● DATA LINES:

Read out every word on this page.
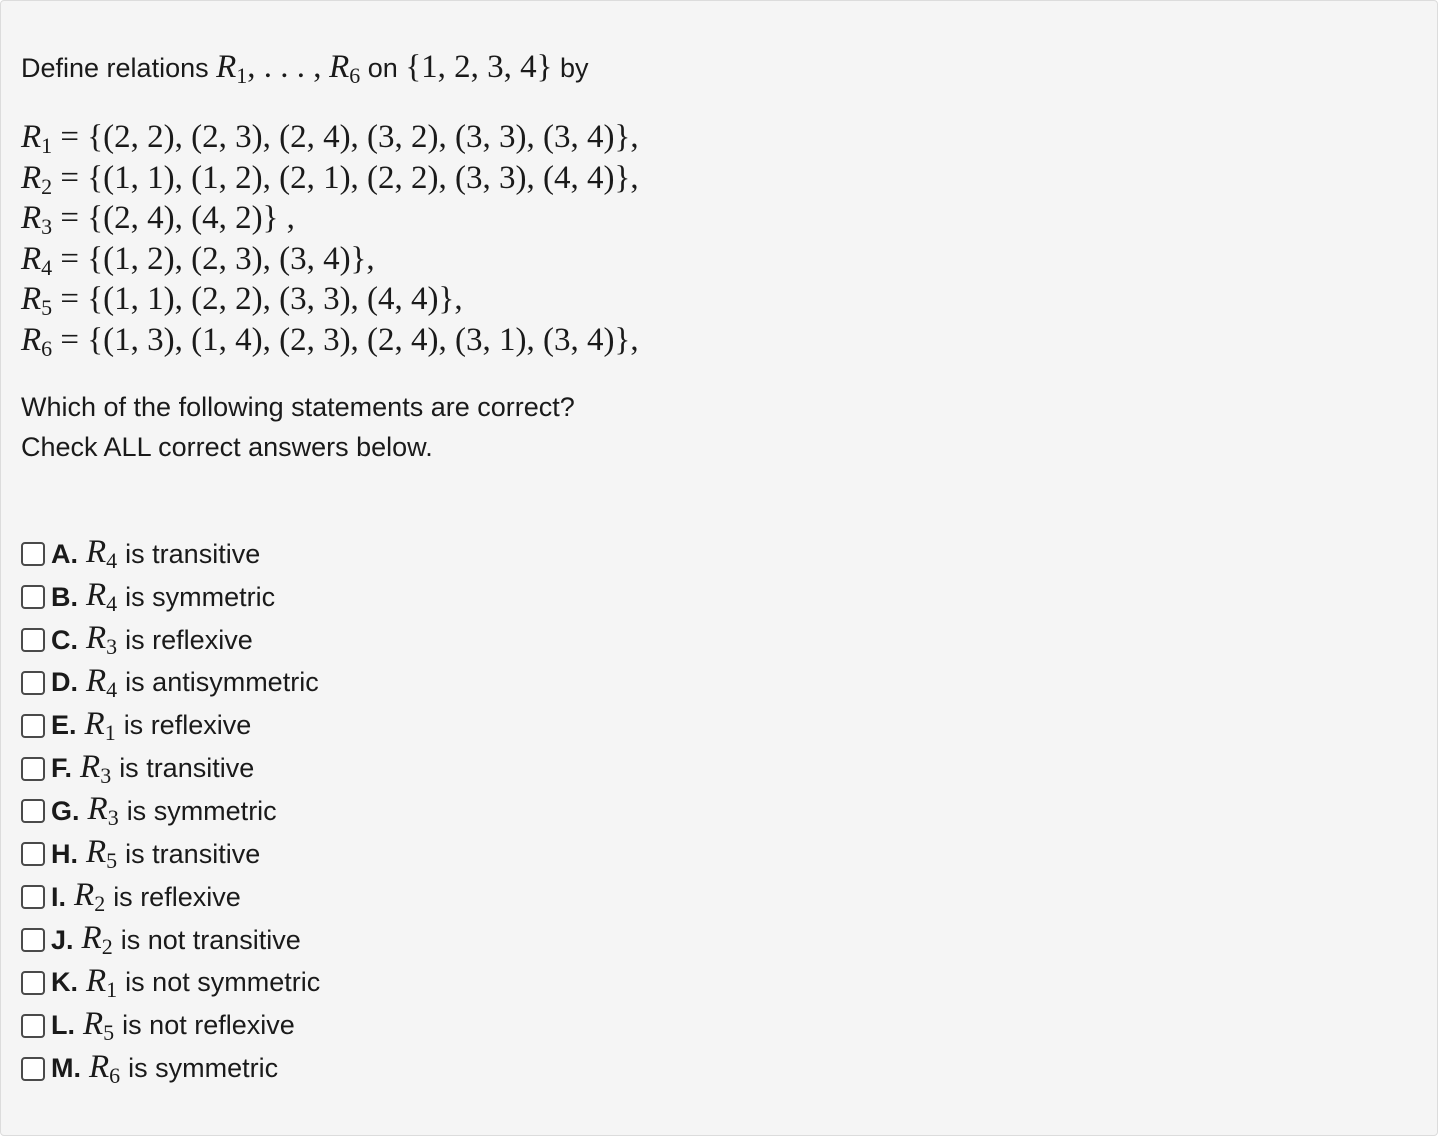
Define relations $R_1$, . . . , $R_6$ on {1, 2, 3, 4} by
$R_1 = \{(2$, 2), (2, 3), (2, 4), (3, 2), (3, 3), (3, 4)},
$R_2 = \{(1$, 1), (1, 2), (2, 1), (2, 2), (3, 3), (4, 4)},
$R_3 = \{(2$, 4), (4, 2)} ,
$R_4 = \{(1$, 2), (2, 3), (3, 4)},
$R_5 = \{(1$, 1), (2, 2), (3, 3), (4, 4)},
$R_6 = \{(1$, 3), (1, 4), (2, 3), (2, 4), (3, 1), (3, 4)},
Which of the following statements are correct?
Check ALL correct answers below.
A. $R_4$ is transitive
B. $R_4$ is symmetric
C. $R_3$ is reflexive
D. $R_4$ is antisymmetric
E. $R_1$ is reflexive
F. $R_3$ is transitive
G. $R_3$ is symmetric
H. $R_5$ is transitive
I. $R_2$ is reflexive
J. $R_2$ is not transitive
K. $R_1$ is not symmetric
L. $R_5$ is not reflexive
M. $R_6$ is symmetric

● TASK:
List the lines of the records where "reflexive" occurs.

● EXERCISE RESULT:
C. $R_3$ is reflexive
E. $R_1$ is reflexive
I. $R_2$ is reflexive
L. $R_5$ is not reflexive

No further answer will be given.